▸ **WHAT IS REQUIRED**
Give again only what runs from the line with "Convert this document image to plain text." to the final line of the entries below, exactly as written and without pictures.

▸ **SOURCE DATA**
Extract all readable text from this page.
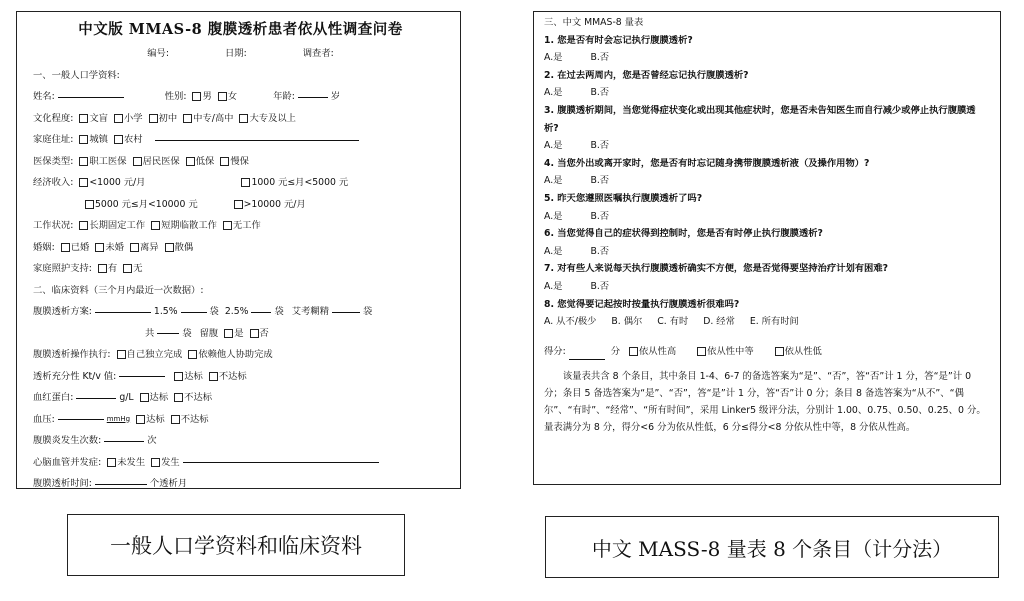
中文版 MMAS-8 腹膜透析患者依从性调查问卷
编号:	日期:	调查者:
一、一般人口学资料:
姓名:	性别: 男 女	年龄:	岁
文化程度: 文盲 小学 初中 中专/高中 大专及以上
家庭住址: 城镇 农村
医保类型: 职工医保 居民医保 低保 慢保
经济收入: <1000 元/月	1000 元≤月<5000 元
5000 元≤月<10000 元	>10000 元/月
工作状况: 长期固定工作 短期临散工作 无工作
婚姻: 已婚 未婚 离异 散偶
家庭照护支持: 有 无
二、临床资料（三个月内最近一次数据）:
腹膜透析方案:	1.5%	袋 2.5%	袋 艾考糊精	袋
共	袋 留腹 是 否
腹膜透析操作执行: 自己独立完成 依赖他人协助完成
透析充分性 Kt/v 值:	达标 不达标
血红蛋白:	g/L 达标 不达标
血压:	mmHg 达标 不达标
腹膜炎发生次数:	次
心脑血管并发症: 未发生 发生
腹膜透析时间:	个透析月
三、中文 MMAS-8 量表
1. 您是否有时会忘记执行腹膜透析?
A.是	B.否
2. 在过去两周内，您是否曾经忘记执行腹膜透析?
A.是	B.否
3. 腹膜透析期间，当您觉得症状变化或出现其他症状时，您是否未告知医生而自行减少或停止执行腹膜透析?
A.是	B.否
4. 当您外出或离开家时，您是否有时忘记随身携带腹膜透析液（及操作用物）?
A.是	B.否
5. 昨天您遵照医嘱执行腹膜透析了吗?
A.是	B.否
6. 当您觉得自己的症状得到控制时，您是否有时停止执行腹膜透析?
A.是	B.否
7. 对有些人来说每天执行腹膜透析确实不方便，您是否觉得要坚持治疗计划有困难?
A.是	B.否
8. 您觉得要记起按时按量执行腹膜透析很难吗?
A. 从不/极少 B. 偶尔 C. 有时 D. 经常 E. 所有时间
得分:	分 依从性高	依从性中等	依从性低
该量表共含 8 个条目，其中条目 1-4、6-7 的备选答案为“是”、“否”，答“否”计 1 分，答“是”计 0 分；条目 5 备选答案为“是”、“否”，答“是”计 1 分，答“否”计 0 分；条目 8 备选答案为“从不”、“偶尔”、“有时”、“经常”、“所有时间”，采用 Linker5 级评分法，分别计 1.00、0.75、0.50、0.25、0 分。量表满分为 8 分，得分<6 分为依从性低，6 分≤得分<8 分依从性中等，8 分依从性高。
一般人口学资料和临床资料	中文 MASS-8 量表 8 个条目（计分法）
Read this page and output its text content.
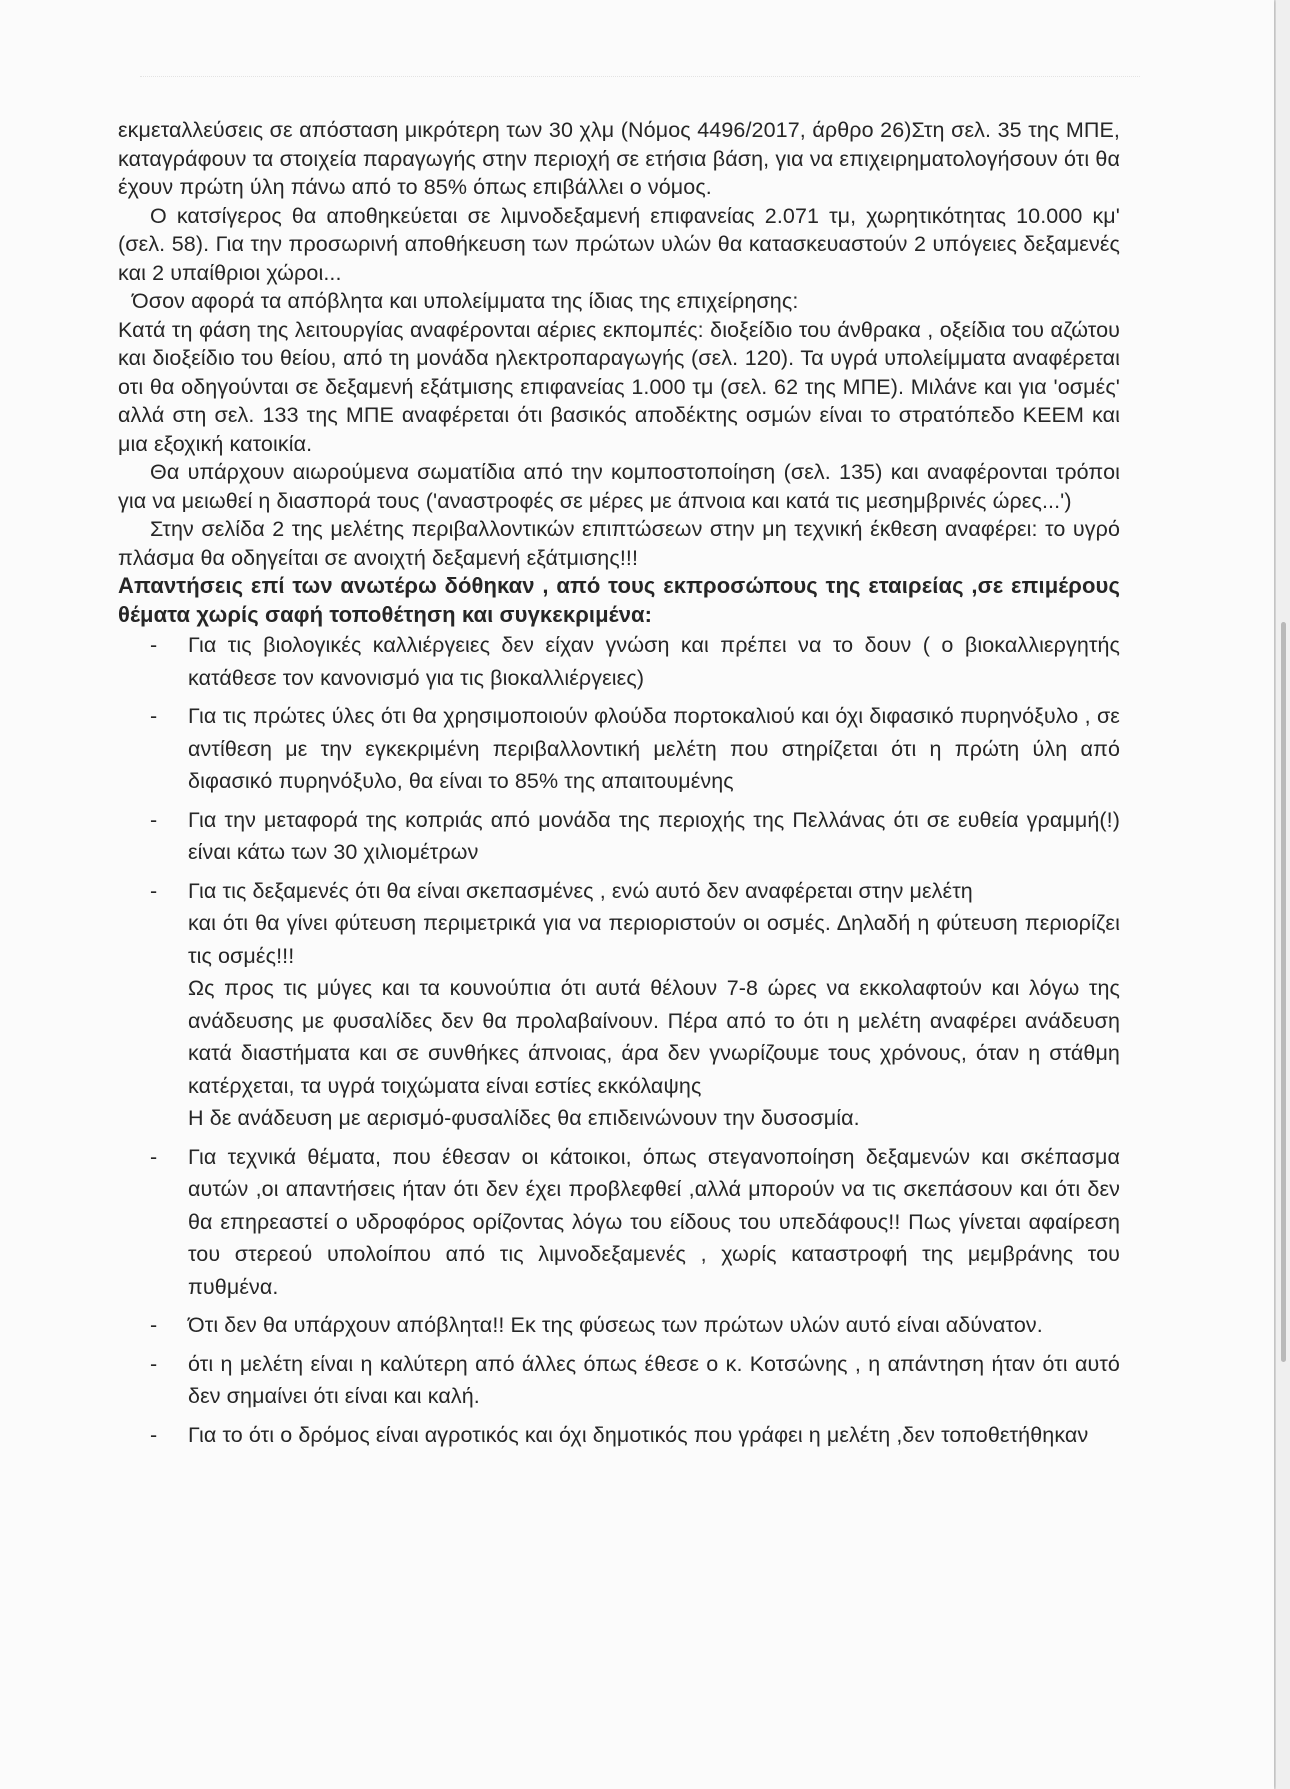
εκμεταλλεύσεις σε απόσταση μικρότερη των 30 χλμ (Νόμος 4496/2017, άρθρο 26)Στη σελ. 35 της ΜΠΕ, καταγράφουν τα στοιχεία παραγωγής στην περιοχή σε ετήσια βάση, για να επιχειρηματολογήσουν ότι θα έχουν πρώτη ύλη πάνω από το 85% όπως επιβάλλει ο νόμος.

Ο κατσίγερος θα αποθηκεύεται σε λιμνοδεξαμενή επιφανείας 2.071 τμ, χωρητικότητας 10.000 κμ' (σελ. 58). Για την προσωρινή αποθήκευση των πρώτων υλών θα κατασκευαστούν 2 υπόγειες δεξαμενές και 2 υπαίθριοι χώροι...

Όσον αφορά τα απόβλητα και υπολείμματα της ίδιας της επιχείρησης:

Κατά τη φάση της λειτουργίας αναφέρονται αέριες εκπομπές: διοξείδιο του άνθρακα , οξείδια του αζώτου και διοξείδιο του θείου, από τη μονάδα ηλεκτροπαραγωγής (σελ. 120). Τα υγρά υπολείμματα αναφέρεται οτι θα οδηγούνται σε δεξαμενή εξάτμισης επιφανείας 1.000 τμ (σελ. 62 της ΜΠΕ). Μιλάνε και για 'οσμές' αλλά στη σελ. 133 της ΜΠΕ αναφέρεται ότι βασικός αποδέκτης οσμών είναι το στρατόπεδο ΚΕΕΜ και μια εξοχική κατοικία.

Θα υπάρχουν αιωρούμενα σωματίδια από την κομποστοποίηση (σελ. 135) και αναφέρονται τρόποι για να μειωθεί η διασπορά τους ('αναστροφές σε μέρες με άπνοια και κατά τις μεσημβρινές ώρες...')

Στην σελίδα 2 της μελέτης περιβαλλοντικών επιπτώσεων στην μη τεχνική έκθεση αναφέρει: το υγρό πλάσμα θα οδηγείται σε ανοιχτή δεξαμενή εξάτμισης!!!

Απαντήσεις επί των ανωτέρω δόθηκαν , από τους εκπροσώπους της εταιρείας ,σε επιμέρους θέματα χωρίς σαφή τοποθέτηση και συγκεκριμένα:

- Για τις βιολογικές καλλιέργειες δεν είχαν γνώση και πρέπει να το δουν ( ο βιοκαλλιεργητής κατάθεσε τον κανονισμό για τις βιοκαλλιέργειες)
- Για τις πρώτες ύλες ότι θα χρησιμοποιούν φλούδα πορτοκαλιού και όχι διφασικό πυρηνόξυλο , σε αντίθεση με την εγκεκριμένη περιβαλλοντική μελέτη που στηρίζεται ότι η πρώτη ύλη από διφασικό πυρηνόξυλο, θα είναι το 85% της απαιτουμένης
- Για την μεταφορά της κοπριάς από μονάδα της περιοχής της Πελλάνας ότι σε ευθεία γραμμή(!) είναι κάτω των 30 χιλιομέτρων
- Για τις δεξαμενές ότι θα είναι σκεπασμένες , ενώ αυτό δεν αναφέρεται στην μελέτη
και ότι θα γίνει φύτευση περιμετρικά για να περιοριστούν οι οσμές. Δηλαδή η φύτευση περιορίζει τις οσμές!!!
Ως προς τις μύγες και τα κουνούπια ότι αυτά θέλουν 7-8 ώρες να εκκολαφτούν και λόγω της ανάδευσης με φυσαλίδες δεν θα προλαβαίνουν. Πέρα από το ότι η μελέτη αναφέρει ανάδευση κατά διαστήματα και σε συνθήκες άπνοιας, άρα δεν γνωρίζουμε τους χρόνους, όταν η στάθμη κατέρχεται, τα υγρά τοιχώματα είναι εστίες εκκόλαψης
Η δε ανάδευση με αερισμό-φυσαλίδες θα επιδεινώνουν την δυσοσμία.
- Για τεχνικά θέματα, που έθεσαν οι κάτοικοι, όπως στεγανοποίηση δεξαμενών και σκέπασμα αυτών ,οι απαντήσεις ήταν ότι δεν έχει προβλεφθεί ,αλλά μπορούν να τις σκεπάσουν και ότι δεν θα επηρεαστεί ο υδροφόρος ορίζοντας λόγω του είδους του υπεδάφους!! Πως γίνεται αφαίρεση του στερεού υπολοίπου από τις λιμνοδεξαμενές , χωρίς καταστροφή της μεμβράνης του πυθμένα.
- Ότι δεν θα υπάρχουν απόβλητα!! Εκ της φύσεως των πρώτων υλών αυτό είναι αδύνατον.
- ότι η μελέτη είναι η καλύτερη από άλλες όπως έθεσε ο κ. Κοτσώνης , η απάντηση ήταν ότι αυτό δεν σημαίνει ότι είναι και καλή.
- Για το ότι ο δρόμος είναι αγροτικός και όχι δημοτικός που γράφει η μελέτη ,δεν τοποθετήθηκαν
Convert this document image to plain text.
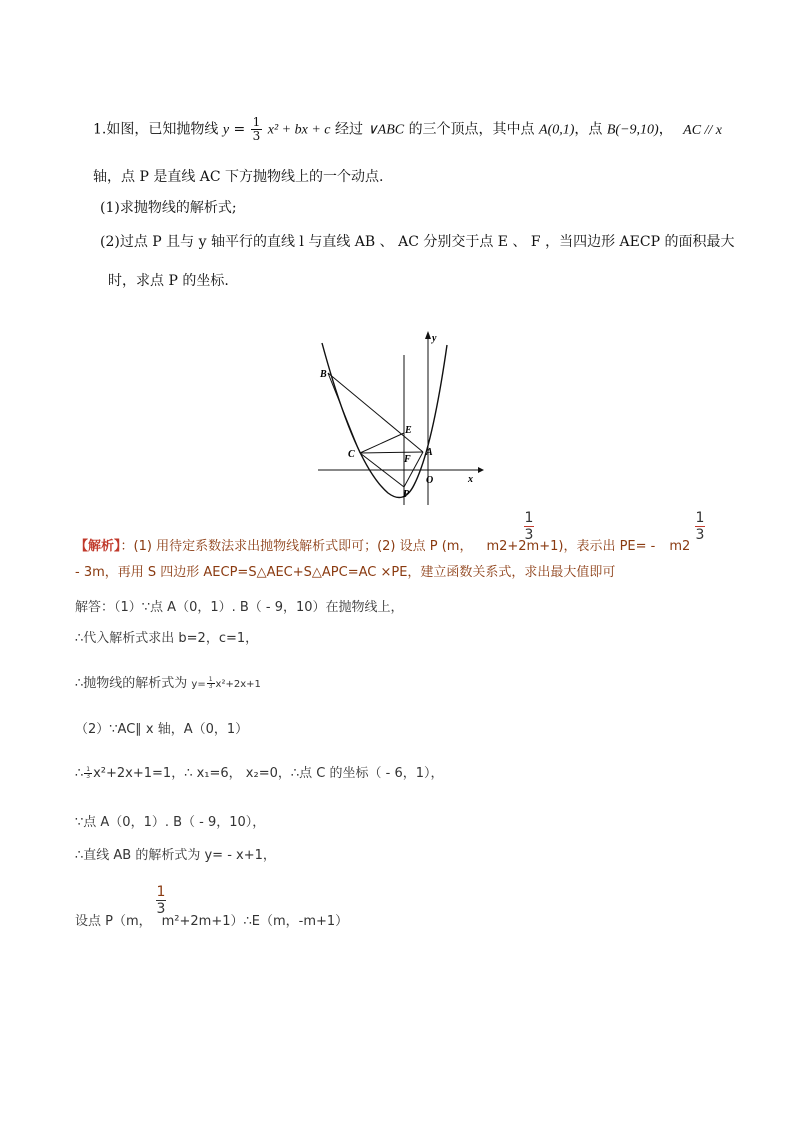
1.如图，已知抛物线 $y = \frac{1}{3} x^2$ + bx + c 经过 ∨ABC 的三个顶点，其中点 A(0,1)，点 B(−9,10)， AC // x
轴，点 P 是直线 AC 下方抛物线上的一个动点.
(1)求抛物线的解析式;
(2)过点 P 且与 y 轴平行的直线 l 与直线 AB 、 AC 分别交于点 E 、 F ，当四边形 AECP 的面积最大
时，求点 P 的坐标.
B
E
C	F
A
P
O	x
y
1
3
1
3
【解析】：(1) 用待定系数法求出抛物线解析式即可；(2) 设点 P (m， m2+2m+1)，表示出 PE= - m2
- 3m，再用 S 四边形 AECP=S△AEC+S△APC=AC ×PE，建立函数关系式，求出最大值即可
解答：（1）∵点 A（0，1）. B（ - 9，10）在抛物线上，
∴代入解析式求出 b=2，c=1，
∴抛物线的解析式为 $y= \frac{1}{3} x^2+2x+1$
（2）∵AC∥ x 轴，A（0，1）
∴ $\frac{1}{3} x^2+2x+1=1$，∴ x₁=6， x₂=0，∴点 C 的坐标（ - 6，1），
∵点 A（0，1）. B（ - 9，10），
∴直线 AB 的解析式为 y= - x+1，
1
3
设点 P（m， m²+2m+1）∴E（m，-m+1）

▸ **RESULT OF THIS TASK**
Convert this document image to plain text.
1.如图，已知抛物线 $y = \frac{1}{3} x^2$ + bx + c 经过 ∨ABC 的三个顶点，其中点 A(0,1)，点 B(−9,10)， AC // x
轴，点 P 是直线 AC 下方抛物线上的一个动点.
(1)求抛物线的解析式;
(2)过点 P 且与 y 轴平行的直线 l 与直线 AB 、 AC 分别交于点 E 、 F ，当四边形 AECP 的面积最大
时，求点 P 的坐标.
B
E
C	F
A
P
O	x
y
1
3
1
3
【解析】：(1) 用待定系数法求出抛物线解析式即可；(2) 设点 P (m， m2+2m+1)，表示出 PE= - m2
- 3m，再用 S 四边形 AECP=S△AEC+S△APC=AC ×PE，建立函数关系式，求出最大值即可
解答：（1）∵点 A（0，1）. B（ - 9，10）在抛物线上，
∴代入解析式求出 b=2，c=1，
∴抛物线的解析式为 $y= \frac{1}{3} x^2+2x+1$
（2）∵AC∥ x 轴，A（0，1）
∴ $\frac{1}{3} x^2+2x+1=1$，∴ x₁=6， x₂=0，∴点 C 的坐标（ - 6，1），
∵点 A（0，1）. B（ - 9，10），
∴直线 AB 的解析式为 y= - x+1，
1
3
设点 P（m， m²+2m+1）∴E（m，-m+1）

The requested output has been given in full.